Copy each line of the data below with nothing added or changed, character for character.

§

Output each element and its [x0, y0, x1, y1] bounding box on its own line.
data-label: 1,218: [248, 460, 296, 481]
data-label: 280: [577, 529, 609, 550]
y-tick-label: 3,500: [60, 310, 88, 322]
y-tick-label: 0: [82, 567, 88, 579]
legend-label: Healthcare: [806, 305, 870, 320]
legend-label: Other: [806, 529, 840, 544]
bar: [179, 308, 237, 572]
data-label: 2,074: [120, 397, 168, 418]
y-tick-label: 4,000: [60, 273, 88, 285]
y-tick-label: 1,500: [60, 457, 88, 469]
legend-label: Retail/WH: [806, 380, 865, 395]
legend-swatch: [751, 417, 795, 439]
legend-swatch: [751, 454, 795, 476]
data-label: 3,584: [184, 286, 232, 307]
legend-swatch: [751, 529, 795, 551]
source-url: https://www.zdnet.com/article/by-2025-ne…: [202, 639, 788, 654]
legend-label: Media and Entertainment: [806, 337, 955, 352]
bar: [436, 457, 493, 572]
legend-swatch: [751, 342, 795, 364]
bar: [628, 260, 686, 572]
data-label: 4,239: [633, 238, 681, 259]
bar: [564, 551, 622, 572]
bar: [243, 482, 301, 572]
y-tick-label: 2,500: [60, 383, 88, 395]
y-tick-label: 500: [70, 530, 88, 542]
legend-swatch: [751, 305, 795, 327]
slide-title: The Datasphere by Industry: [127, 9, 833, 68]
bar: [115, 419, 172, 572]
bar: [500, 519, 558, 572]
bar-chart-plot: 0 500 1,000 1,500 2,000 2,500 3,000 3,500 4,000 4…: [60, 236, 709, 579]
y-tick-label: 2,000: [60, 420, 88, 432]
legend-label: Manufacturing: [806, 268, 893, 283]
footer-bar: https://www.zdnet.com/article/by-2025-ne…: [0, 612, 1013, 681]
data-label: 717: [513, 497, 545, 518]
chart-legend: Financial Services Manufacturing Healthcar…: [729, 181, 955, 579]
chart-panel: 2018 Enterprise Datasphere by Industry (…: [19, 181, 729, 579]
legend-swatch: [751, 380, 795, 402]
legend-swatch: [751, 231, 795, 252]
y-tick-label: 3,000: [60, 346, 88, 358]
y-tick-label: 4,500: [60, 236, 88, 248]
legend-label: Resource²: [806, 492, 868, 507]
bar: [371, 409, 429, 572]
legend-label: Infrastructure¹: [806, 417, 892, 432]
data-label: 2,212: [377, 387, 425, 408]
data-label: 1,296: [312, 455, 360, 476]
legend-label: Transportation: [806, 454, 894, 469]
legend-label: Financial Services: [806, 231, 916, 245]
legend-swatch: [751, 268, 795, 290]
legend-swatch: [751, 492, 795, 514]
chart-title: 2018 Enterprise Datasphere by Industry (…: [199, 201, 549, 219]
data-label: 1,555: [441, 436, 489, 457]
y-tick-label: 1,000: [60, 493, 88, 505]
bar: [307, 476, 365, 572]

§

Output
Output each element and its [x0, y0, x1, y1] bounding box on its own line.
data-label: 1,218: [248, 460, 296, 481]
data-label: 280: [577, 529, 609, 550]
y-tick-label: 3,500: [60, 310, 88, 322]
y-tick-label: 0: [82, 567, 88, 579]
legend-label: Healthcare: [806, 305, 870, 320]
legend-label: Other: [806, 529, 840, 544]
bar: [179, 308, 237, 572]
data-label: 2,074: [120, 397, 168, 418]
y-tick-label: 4,000: [60, 273, 88, 285]
y-tick-label: 1,500: [60, 457, 88, 469]
legend-label: Retail/WH: [806, 380, 865, 395]
legend-swatch: [751, 417, 795, 439]
legend-swatch: [751, 454, 795, 476]
data-label: 3,584: [184, 286, 232, 307]
legend-swatch: [751, 529, 795, 551]
source-url: https://www.zdnet.com/article/by-2025-ne…: [202, 639, 788, 654]
legend-label: Media and Entertainment: [806, 337, 955, 352]
bar: [436, 457, 493, 572]
legend-swatch: [751, 342, 795, 364]
bar: [628, 260, 686, 572]
data-label: 4,239: [633, 238, 681, 259]
bar: [564, 551, 622, 572]
bar: [243, 482, 301, 572]
y-tick-label: 2,500: [60, 383, 88, 395]
y-tick-label: 500: [70, 530, 88, 542]
legend-swatch: [751, 305, 795, 327]
slide-title: The Datasphere by Industry: [127, 9, 833, 68]
bar: [115, 419, 172, 572]
bar: [500, 519, 558, 572]
bar-chart-plot: 0 500 1,000 1,500 2,000 2,500 3,000 3,500 4,000 4…: [60, 236, 709, 579]
y-tick-label: 2,000: [60, 420, 88, 432]
legend-label: Manufacturing: [806, 268, 893, 283]
footer-bar: https://www.zdnet.com/article/by-2025-ne…: [0, 612, 1013, 681]
data-label: 717: [513, 497, 545, 518]
chart-legend: Financial Services Manufacturing Healthcar…: [729, 181, 955, 579]
chart-panel: 2018 Enterprise Datasphere by Industry (…: [19, 181, 729, 579]
legend-swatch: [751, 380, 795, 402]
legend-swatch: [751, 231, 795, 252]
y-tick-label: 3,000: [60, 346, 88, 358]
y-tick-label: 4,500: [60, 236, 88, 248]
legend-label: Resource²: [806, 492, 868, 507]
bar: [371, 409, 429, 572]
legend-label: Infrastructure¹: [806, 417, 892, 432]
data-label: 2,212: [377, 387, 425, 408]
data-label: 1,296: [312, 455, 360, 476]
legend-label: Transportation: [806, 454, 894, 469]
legend-label: Financial Services: [806, 231, 916, 245]
legend-swatch: [751, 268, 795, 290]
legend-swatch: [751, 492, 795, 514]
chart-title: 2018 Enterprise Datasphere by Industry (…: [199, 201, 549, 219]
data-label: 1,555: [441, 436, 489, 457]
y-tick-label: 1,000: [60, 493, 88, 505]
bar: [307, 476, 365, 572]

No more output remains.